Stored data

>> begin

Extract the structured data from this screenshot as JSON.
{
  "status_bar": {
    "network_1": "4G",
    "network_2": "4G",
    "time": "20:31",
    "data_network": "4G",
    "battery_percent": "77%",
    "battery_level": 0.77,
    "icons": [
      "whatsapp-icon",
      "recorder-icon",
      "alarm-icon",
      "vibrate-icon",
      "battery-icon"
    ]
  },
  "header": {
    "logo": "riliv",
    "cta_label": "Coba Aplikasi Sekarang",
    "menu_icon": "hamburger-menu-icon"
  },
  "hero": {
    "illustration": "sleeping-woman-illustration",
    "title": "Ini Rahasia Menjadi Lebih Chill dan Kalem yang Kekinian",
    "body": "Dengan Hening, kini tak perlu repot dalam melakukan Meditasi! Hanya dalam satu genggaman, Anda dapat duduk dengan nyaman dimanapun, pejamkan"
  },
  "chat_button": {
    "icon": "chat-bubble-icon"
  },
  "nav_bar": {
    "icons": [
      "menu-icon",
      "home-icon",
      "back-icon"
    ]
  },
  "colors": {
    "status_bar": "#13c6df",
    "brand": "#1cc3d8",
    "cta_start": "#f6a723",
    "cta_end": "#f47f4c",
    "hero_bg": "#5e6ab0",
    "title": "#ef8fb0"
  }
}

>> end

* **Task statement**:
Repeat the material above in full, keeping every word.

* **Finished task**:
Extract the structured data from this screenshot as JSON.
{
  "status_bar": {
    "network_1": "4G",
    "network_2": "4G",
    "time": "20:31",
    "data_network": "4G",
    "battery_percent": "77%",
    "battery_level": 0.77,
    "icons": [
      "whatsapp-icon",
      "recorder-icon",
      "alarm-icon",
      "vibrate-icon",
      "battery-icon"
    ]
  },
  "header": {
    "logo": "riliv",
    "cta_label": "Coba Aplikasi Sekarang",
    "menu_icon": "hamburger-menu-icon"
  },
  "hero": {
    "illustration": "sleeping-woman-illustration",
    "title": "Ini Rahasia Menjadi Lebih Chill dan Kalem yang Kekinian",
    "body": "Dengan Hening, kini tak perlu repot dalam melakukan Meditasi! Hanya dalam satu genggaman, Anda dapat duduk dengan nyaman dimanapun, pejamkan"
  },
  "chat_button": {
    "icon": "chat-bubble-icon"
  },
  "nav_bar": {
    "icons": [
      "menu-icon",
      "home-icon",
      "back-icon"
    ]
  },
  "colors": {
    "status_bar": "#13c6df",
    "brand": "#1cc3d8",
    "cta_start": "#f6a723",
    "cta_end": "#f47f4c",
    "hero_bg": "#5e6ab0",
    "title": "#ef8fb0"
  }
}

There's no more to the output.